- [Aim of the exercise]: Transcribe every line of the listing below without any deviation.
** Start of Given data **
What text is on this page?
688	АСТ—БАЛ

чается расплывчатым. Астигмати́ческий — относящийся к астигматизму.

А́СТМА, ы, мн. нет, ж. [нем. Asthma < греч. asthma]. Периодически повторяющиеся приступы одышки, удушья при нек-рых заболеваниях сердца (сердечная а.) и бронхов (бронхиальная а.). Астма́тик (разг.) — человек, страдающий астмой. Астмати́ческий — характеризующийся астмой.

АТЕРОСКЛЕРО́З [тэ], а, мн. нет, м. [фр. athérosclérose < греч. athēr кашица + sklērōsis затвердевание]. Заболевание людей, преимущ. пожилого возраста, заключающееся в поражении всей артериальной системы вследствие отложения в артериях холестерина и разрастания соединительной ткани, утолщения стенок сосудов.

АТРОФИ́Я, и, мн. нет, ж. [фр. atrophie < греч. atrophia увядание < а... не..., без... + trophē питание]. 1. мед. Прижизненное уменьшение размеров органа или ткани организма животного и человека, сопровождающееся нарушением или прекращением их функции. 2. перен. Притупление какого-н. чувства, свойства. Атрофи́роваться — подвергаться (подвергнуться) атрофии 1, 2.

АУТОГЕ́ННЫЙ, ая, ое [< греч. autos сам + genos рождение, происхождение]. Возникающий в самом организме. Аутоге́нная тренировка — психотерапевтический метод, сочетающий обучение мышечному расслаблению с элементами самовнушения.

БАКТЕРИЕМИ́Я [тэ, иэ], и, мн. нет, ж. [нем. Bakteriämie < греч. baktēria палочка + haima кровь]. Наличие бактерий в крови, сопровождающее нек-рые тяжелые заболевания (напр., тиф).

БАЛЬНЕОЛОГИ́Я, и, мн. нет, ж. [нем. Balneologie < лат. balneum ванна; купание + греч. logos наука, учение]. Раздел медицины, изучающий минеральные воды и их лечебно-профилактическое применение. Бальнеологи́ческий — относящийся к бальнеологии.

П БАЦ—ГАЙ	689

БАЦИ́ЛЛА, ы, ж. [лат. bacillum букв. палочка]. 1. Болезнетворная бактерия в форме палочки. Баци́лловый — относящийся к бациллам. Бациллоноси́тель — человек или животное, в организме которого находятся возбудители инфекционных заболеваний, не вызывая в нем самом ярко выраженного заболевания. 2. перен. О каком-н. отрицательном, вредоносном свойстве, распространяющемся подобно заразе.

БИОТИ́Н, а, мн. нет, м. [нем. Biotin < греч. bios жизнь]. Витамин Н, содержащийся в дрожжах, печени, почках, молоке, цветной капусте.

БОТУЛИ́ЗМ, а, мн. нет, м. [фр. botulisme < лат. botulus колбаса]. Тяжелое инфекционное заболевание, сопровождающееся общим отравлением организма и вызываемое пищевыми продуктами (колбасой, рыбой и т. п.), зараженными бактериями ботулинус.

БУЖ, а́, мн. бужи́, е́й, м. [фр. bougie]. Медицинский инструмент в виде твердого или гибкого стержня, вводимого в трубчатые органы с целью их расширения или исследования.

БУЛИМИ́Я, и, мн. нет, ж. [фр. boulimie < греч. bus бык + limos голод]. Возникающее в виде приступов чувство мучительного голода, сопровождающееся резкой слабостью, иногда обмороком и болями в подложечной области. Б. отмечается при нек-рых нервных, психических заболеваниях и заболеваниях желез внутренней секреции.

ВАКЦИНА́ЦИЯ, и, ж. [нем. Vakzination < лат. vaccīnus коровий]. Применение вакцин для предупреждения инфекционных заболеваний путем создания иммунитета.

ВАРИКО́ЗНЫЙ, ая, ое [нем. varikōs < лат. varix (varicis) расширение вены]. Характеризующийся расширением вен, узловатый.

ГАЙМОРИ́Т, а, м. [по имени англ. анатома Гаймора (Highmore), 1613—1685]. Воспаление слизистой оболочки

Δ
** End of Given data **
- [Exercise response]:
What text is on this page?
688	АСТ—БАЛ

чается расплывчатым. Астигмати́ческий — относящийся к астигматизму.

А́СТМА, ы, мн. нет, ж. [нем. Asthma < греч. asthma]. Периодически повторяющиеся приступы одышки, удушья при нек-рых заболеваниях сердца (сердечная а.) и бронхов (бронхиальная а.). Астма́тик (разг.) — человек, страдающий астмой. Астмати́ческий — характеризующийся астмой.

АТЕРОСКЛЕРО́З [тэ], а, мн. нет, м. [фр. athérosclérose < греч. athēr кашица + sklērōsis затвердевание]. Заболевание людей, преимущ. пожилого возраста, заключающееся в поражении всей артериальной системы вследствие отложения в артериях холестерина и разрастания соединительной ткани, утолщения стенок сосудов.

АТРОФИ́Я, и, мн. нет, ж. [фр. atrophie < греч. atrophia увядание < а... не..., без... + trophē питание]. 1. мед. Прижизненное уменьшение размеров органа или ткани организма животного и человека, сопровождающееся нарушением или прекращением их функции. 2. перен. Притупление какого-н. чувства, свойства. Атрофи́роваться — подвергаться (подвергнуться) атрофии 1, 2.

АУТОГЕ́ННЫЙ, ая, ое [< греч. autos сам + genos рождение, происхождение]. Возникающий в самом организме. Аутоге́нная тренировка — психотерапевтический метод, сочетающий обучение мышечному расслаблению с элементами самовнушения.

БАКТЕРИЕМИ́Я [тэ, иэ], и, мн. нет, ж. [нем. Bakteriämie < греч. baktēria палочка + haima кровь]. Наличие бактерий в крови, сопровождающее нек-рые тяжелые заболевания (напр., тиф).

БАЛЬНЕОЛОГИ́Я, и, мн. нет, ж. [нем. Balneologie < лат. balneum ванна; купание + греч. logos наука, учение]. Раздел медицины, изучающий минеральные воды и их лечебно-профилактическое применение. Бальнеологи́ческий — относящийся к бальнеологии.

П БАЦ—ГАЙ	689

БАЦИ́ЛЛА, ы, ж. [лат. bacillum букв. палочка]. 1. Болезнетворная бактерия в форме палочки. Баци́лловый — относящийся к бациллам. Бациллоноси́тель — человек или животное, в организме которого находятся возбудители инфекционных заболеваний, не вызывая в нем самом ярко выраженного заболевания. 2. перен. О каком-н. отрицательном, вредоносном свойстве, распространяющемся подобно заразе.

БИОТИ́Н, а, мн. нет, м. [нем. Biotin < греч. bios жизнь]. Витамин Н, содержащийся в дрожжах, печени, почках, молоке, цветной капусте.

БОТУЛИ́ЗМ, а, мн. нет, м. [фр. botulisme < лат. botulus колбаса]. Тяжелое инфекционное заболевание, сопровождающееся общим отравлением организма и вызываемое пищевыми продуктами (колбасой, рыбой и т. п.), зараженными бактериями ботулинус.

БУЖ, а́, мн. бужи́, е́й, м. [фр. bougie]. Медицинский инструмент в виде твердого или гибкого стержня, вводимого в трубчатые органы с целью их расширения или исследования.

БУЛИМИ́Я, и, мн. нет, ж. [фр. boulimie < греч. bus бык + limos голод]. Возникающее в виде приступов чувство мучительного голода, сопровождающееся резкой слабостью, иногда обмороком и болями в подложечной области. Б. отмечается при нек-рых нервных, психических заболеваниях и заболеваниях желез внутренней секреции.

ВАКЦИНА́ЦИЯ, и, ж. [нем. Vakzination < лат. vaccīnus коровий]. Применение вакцин для предупреждения инфекционных заболеваний путем создания иммунитета.

ВАРИКО́ЗНЫЙ, ая, ое [нем. varikōs < лат. varix (varicis) расширение вены]. Характеризующийся расширением вен, узловатый.

ГАЙМОРИ́Т, а, м. [по имени англ. анатома Гаймора (Highmore), 1613—1685]. Воспаление слизистой оболочки

Δ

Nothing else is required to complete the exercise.